(A run of records)

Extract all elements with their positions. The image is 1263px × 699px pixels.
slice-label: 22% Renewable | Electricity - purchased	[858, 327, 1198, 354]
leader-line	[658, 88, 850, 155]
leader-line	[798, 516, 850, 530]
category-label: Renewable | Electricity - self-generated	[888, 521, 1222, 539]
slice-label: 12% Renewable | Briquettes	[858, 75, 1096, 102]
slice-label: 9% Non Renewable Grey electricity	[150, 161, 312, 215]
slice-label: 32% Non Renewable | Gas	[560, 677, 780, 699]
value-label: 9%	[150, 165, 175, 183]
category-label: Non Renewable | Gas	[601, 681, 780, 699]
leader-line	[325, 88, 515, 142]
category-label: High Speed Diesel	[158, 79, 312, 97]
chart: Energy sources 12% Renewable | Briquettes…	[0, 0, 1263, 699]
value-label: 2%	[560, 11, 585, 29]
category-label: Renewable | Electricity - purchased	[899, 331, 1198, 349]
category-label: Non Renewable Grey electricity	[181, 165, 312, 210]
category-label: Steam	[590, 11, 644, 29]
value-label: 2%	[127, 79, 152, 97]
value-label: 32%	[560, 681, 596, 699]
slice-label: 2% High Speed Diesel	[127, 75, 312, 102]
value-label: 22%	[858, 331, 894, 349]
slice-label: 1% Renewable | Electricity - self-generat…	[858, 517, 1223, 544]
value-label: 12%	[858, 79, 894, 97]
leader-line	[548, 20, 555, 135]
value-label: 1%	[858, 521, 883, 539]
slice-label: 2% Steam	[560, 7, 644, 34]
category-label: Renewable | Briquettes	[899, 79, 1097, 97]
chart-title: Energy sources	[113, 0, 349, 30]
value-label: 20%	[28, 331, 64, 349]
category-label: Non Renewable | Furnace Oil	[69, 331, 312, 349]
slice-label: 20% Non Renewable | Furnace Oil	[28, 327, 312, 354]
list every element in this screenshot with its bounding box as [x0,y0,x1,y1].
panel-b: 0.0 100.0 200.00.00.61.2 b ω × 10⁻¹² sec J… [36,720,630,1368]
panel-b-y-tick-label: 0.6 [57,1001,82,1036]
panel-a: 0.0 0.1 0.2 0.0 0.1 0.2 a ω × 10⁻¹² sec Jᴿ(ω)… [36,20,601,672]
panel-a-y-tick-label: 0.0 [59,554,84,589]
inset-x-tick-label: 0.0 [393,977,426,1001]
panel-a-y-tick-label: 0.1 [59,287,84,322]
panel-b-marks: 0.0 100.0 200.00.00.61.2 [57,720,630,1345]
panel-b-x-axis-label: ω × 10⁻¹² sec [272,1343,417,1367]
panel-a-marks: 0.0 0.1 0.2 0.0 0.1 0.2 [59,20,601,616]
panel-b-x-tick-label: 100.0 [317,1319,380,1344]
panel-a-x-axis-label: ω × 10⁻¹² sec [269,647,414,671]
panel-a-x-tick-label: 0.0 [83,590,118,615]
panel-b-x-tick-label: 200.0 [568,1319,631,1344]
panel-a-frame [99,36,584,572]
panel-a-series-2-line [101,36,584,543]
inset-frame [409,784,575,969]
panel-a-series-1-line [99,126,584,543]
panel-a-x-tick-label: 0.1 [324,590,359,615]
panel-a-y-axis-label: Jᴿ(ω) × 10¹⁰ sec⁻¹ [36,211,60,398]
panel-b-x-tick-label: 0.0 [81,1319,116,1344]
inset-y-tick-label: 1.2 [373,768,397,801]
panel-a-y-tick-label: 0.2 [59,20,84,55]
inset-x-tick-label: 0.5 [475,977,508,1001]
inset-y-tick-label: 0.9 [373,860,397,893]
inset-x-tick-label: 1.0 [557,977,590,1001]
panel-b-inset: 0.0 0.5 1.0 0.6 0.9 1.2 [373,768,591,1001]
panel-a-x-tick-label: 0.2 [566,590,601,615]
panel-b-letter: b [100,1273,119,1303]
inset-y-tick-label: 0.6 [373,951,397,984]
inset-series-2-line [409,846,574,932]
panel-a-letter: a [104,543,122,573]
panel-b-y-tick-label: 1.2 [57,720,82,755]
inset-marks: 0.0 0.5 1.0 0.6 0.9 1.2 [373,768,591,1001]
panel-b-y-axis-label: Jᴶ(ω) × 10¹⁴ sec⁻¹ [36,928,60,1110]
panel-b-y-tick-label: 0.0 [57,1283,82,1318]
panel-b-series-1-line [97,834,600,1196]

→ **Challenge**
Retype the listing from its first line through the line that contains "slice-label: 12% Renewable", with both of those lines included.

→ **Correct response**
Extract all elements with their positions. The image is 1263px × 699px pixels.
slice-label: 22% Renewable | Electricity - purchased	[858, 327, 1198, 354]
leader-line	[658, 88, 850, 155]
leader-line	[798, 516, 850, 530]
category-label: Renewable | Electricity - self-generated	[888, 521, 1222, 539]
slice-label: 12% Renewable | Briquettes	[858, 75, 1096, 102]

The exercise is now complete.